Go through the listing below and gather every line with the word "name".

START

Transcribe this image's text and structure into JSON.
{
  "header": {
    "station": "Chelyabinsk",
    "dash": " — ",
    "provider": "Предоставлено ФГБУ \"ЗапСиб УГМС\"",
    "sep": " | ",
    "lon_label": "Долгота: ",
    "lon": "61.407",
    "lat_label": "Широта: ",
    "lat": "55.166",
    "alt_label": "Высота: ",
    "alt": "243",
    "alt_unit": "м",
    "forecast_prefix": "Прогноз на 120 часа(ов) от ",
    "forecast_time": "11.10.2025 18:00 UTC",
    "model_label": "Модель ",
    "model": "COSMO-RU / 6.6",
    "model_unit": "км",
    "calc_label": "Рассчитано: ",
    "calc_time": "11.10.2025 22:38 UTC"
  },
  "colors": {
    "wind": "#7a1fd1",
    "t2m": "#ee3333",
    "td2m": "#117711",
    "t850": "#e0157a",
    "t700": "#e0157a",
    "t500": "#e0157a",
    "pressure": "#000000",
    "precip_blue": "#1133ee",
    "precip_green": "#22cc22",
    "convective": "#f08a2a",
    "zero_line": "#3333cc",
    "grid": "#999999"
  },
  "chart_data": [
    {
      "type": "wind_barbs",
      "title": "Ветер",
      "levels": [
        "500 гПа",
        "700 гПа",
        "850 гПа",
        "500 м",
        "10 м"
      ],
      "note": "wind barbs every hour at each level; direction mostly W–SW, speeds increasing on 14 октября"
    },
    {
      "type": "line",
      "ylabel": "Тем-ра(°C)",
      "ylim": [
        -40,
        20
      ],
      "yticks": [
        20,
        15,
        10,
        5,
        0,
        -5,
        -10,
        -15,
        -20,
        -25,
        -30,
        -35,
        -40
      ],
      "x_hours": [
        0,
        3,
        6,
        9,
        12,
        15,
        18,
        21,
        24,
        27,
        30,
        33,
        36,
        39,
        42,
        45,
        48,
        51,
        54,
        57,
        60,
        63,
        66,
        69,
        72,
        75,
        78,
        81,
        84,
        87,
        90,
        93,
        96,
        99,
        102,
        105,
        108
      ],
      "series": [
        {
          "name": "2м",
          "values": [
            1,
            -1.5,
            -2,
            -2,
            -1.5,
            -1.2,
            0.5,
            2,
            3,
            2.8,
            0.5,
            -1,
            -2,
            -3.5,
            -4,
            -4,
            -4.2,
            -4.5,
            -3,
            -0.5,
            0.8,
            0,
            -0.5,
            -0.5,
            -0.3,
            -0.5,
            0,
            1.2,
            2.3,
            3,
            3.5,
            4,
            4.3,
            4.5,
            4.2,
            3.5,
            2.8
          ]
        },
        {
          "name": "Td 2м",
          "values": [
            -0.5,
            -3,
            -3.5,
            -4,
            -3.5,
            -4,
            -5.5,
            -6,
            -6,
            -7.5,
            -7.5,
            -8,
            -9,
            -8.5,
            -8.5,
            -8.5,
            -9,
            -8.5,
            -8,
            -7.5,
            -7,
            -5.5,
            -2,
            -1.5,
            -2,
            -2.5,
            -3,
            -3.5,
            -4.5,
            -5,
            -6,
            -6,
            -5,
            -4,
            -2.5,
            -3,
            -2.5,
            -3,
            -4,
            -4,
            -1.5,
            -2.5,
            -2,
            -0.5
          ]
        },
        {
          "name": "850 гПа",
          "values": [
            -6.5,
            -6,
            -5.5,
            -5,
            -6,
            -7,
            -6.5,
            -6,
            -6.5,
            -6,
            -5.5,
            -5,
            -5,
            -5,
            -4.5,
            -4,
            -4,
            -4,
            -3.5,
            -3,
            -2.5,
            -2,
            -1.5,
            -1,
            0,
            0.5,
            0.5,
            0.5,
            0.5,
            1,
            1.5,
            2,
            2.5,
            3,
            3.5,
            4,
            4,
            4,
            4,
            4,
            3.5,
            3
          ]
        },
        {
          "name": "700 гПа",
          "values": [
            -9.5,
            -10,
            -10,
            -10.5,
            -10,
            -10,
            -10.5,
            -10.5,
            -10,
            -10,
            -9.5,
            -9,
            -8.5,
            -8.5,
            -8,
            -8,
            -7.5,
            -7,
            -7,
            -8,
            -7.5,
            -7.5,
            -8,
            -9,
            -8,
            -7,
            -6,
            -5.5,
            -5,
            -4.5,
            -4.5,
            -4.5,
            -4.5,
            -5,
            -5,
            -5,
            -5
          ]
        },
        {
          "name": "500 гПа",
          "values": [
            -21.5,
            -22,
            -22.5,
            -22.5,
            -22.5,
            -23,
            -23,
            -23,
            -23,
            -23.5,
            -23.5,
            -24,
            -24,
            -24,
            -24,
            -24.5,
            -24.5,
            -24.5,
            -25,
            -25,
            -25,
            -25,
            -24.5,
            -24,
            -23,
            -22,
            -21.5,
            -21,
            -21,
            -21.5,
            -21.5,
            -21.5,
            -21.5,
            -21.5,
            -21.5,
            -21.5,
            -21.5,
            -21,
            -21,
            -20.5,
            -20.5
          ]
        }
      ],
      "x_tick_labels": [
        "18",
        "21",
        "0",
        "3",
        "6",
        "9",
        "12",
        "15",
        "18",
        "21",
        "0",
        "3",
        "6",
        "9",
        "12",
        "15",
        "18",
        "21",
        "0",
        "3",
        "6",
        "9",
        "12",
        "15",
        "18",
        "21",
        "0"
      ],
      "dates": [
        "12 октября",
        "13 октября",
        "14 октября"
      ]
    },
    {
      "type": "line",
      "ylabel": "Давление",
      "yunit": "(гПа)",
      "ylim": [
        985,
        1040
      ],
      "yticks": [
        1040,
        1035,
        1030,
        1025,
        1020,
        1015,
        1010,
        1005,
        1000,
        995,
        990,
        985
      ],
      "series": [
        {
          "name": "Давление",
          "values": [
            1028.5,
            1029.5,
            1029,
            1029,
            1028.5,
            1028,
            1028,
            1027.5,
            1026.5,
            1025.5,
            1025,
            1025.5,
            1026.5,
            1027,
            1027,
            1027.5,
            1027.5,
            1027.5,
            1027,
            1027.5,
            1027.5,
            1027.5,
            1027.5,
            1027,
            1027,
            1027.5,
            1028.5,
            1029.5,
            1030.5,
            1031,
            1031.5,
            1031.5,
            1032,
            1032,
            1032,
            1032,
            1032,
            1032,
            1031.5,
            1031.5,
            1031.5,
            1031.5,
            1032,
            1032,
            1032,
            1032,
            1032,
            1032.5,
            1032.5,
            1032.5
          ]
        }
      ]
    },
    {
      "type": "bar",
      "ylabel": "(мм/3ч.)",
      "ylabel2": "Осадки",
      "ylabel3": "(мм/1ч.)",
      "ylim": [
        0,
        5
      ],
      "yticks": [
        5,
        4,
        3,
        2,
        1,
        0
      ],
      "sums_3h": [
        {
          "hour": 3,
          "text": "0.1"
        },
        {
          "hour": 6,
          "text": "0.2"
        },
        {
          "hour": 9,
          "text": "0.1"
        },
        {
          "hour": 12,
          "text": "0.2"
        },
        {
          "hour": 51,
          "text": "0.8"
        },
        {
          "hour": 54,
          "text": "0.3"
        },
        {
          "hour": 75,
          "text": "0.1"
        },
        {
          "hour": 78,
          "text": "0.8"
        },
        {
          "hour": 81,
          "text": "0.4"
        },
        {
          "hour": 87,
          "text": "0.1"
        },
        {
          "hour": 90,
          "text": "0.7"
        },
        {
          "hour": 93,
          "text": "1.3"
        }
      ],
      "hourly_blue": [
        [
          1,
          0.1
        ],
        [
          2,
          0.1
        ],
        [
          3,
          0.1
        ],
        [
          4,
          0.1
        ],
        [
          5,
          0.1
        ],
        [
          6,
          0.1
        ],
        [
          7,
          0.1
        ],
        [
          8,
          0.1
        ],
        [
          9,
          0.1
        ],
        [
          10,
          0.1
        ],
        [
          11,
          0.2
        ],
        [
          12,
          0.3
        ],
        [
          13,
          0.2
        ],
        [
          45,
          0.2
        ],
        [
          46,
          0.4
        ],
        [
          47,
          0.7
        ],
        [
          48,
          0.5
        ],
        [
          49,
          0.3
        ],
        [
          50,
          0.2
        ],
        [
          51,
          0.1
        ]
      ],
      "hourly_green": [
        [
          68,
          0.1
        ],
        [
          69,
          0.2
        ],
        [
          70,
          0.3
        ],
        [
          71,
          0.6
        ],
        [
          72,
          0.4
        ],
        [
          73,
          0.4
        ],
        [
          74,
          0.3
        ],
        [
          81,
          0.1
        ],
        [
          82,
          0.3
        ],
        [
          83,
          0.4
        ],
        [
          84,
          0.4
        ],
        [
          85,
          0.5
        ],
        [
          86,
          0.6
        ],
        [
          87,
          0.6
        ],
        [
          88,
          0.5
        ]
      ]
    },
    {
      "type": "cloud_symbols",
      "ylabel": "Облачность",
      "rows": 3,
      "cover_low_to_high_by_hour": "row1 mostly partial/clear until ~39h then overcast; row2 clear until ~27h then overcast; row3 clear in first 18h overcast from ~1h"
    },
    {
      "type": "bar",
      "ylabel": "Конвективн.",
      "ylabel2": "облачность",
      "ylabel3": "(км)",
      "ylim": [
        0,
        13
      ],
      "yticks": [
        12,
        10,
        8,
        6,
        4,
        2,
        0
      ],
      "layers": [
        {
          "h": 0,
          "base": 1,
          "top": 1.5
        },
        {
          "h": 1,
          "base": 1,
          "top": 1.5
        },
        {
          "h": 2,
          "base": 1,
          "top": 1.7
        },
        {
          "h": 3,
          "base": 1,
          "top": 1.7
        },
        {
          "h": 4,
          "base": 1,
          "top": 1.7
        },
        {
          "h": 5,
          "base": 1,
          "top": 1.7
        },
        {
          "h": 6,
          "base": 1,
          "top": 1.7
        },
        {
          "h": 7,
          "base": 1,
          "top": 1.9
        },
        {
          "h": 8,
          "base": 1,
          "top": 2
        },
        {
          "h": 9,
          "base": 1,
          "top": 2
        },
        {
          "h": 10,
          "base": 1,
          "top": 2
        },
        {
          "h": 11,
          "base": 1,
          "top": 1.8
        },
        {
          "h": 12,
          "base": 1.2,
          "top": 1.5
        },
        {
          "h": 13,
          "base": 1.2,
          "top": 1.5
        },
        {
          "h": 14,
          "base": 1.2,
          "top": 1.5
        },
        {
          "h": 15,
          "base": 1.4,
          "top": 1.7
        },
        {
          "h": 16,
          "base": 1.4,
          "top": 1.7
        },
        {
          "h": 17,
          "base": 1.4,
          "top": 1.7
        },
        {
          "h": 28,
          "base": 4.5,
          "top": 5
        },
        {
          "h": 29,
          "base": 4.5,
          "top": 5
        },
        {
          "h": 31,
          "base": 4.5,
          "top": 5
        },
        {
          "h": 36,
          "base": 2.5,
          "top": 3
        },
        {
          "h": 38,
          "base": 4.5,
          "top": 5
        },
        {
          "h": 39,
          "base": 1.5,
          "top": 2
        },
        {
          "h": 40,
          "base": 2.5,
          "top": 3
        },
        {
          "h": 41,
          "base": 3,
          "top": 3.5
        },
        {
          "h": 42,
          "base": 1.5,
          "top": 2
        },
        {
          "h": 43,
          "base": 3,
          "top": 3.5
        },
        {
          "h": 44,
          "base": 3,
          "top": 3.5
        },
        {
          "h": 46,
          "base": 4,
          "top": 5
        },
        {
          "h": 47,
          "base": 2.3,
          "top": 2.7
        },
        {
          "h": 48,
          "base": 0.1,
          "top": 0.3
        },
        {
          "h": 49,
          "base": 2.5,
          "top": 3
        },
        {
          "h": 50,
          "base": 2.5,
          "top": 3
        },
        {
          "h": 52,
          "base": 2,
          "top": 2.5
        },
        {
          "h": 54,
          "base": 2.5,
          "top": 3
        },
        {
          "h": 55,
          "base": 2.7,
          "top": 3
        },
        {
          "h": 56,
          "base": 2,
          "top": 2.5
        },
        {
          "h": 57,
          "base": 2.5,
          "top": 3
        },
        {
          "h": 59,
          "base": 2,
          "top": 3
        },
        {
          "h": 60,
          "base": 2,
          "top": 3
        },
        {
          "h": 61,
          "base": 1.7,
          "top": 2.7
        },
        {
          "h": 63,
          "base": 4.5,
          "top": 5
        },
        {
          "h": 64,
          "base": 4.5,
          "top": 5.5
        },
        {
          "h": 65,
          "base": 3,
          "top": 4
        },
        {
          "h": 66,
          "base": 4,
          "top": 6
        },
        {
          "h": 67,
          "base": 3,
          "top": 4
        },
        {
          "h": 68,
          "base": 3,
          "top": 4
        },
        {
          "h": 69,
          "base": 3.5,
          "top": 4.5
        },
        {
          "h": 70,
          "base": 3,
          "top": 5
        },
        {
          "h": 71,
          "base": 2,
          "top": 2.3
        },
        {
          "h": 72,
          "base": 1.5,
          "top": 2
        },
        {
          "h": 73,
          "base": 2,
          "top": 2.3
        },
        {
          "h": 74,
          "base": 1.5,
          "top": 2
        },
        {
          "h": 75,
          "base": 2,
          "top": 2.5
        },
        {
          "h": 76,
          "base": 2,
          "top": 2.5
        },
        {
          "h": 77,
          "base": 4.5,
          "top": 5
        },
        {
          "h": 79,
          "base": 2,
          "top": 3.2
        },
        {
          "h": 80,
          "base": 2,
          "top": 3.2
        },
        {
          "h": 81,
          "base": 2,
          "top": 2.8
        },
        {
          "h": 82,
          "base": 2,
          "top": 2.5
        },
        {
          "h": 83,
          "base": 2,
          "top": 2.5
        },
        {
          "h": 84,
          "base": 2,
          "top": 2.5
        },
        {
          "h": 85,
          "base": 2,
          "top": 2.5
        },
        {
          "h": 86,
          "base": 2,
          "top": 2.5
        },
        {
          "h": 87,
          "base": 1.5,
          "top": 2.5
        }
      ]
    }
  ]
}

END

## RESULT OF THIS EXERCISE:
          "name": "2м",
          "name": "Td 2м",
          "name": "850 гПа",
          "name": "700 гПа",
          "name": "500 гПа",
          "name": "Давление",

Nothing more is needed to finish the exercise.